» **Short problem**: Count how many lines hold the word "のベルト目除去" and give that number as the whole answer.

» **Extracted material**:
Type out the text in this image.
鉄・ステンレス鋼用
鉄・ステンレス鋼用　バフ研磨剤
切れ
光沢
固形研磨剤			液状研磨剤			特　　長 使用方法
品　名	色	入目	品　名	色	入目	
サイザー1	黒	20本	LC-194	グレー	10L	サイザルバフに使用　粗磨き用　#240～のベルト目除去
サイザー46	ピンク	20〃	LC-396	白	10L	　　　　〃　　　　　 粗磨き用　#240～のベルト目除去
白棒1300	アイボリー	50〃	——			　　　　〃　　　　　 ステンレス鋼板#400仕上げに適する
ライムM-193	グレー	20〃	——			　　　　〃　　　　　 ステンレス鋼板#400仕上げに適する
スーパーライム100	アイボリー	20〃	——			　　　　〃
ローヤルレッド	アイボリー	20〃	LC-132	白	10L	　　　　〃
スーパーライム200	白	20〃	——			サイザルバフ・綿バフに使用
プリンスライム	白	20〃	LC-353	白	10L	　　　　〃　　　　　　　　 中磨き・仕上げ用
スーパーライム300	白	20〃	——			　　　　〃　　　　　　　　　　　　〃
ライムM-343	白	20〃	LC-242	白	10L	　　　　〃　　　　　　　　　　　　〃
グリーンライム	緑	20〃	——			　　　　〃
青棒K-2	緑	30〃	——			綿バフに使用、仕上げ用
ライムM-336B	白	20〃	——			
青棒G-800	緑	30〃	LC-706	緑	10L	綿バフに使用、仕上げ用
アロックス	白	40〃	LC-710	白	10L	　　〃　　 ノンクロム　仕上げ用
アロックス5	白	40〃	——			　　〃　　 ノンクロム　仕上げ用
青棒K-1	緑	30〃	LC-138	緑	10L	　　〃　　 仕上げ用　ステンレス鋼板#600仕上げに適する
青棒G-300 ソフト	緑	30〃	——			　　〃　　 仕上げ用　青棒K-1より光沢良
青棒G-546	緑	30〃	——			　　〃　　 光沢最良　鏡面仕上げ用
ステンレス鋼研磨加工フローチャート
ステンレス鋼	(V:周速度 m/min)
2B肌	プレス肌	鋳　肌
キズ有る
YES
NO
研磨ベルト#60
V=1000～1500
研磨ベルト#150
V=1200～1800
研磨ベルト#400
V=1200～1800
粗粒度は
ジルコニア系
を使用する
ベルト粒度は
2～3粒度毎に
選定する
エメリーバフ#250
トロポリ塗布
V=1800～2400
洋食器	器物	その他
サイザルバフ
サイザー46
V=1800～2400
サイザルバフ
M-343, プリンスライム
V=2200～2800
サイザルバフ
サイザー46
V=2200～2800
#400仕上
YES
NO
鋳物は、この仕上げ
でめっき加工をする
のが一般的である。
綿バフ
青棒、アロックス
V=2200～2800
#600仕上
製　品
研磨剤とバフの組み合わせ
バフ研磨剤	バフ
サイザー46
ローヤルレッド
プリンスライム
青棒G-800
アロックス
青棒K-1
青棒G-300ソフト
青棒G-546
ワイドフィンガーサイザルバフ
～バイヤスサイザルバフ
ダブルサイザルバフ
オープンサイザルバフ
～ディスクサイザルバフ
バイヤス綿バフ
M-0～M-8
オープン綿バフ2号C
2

» **Response**: 2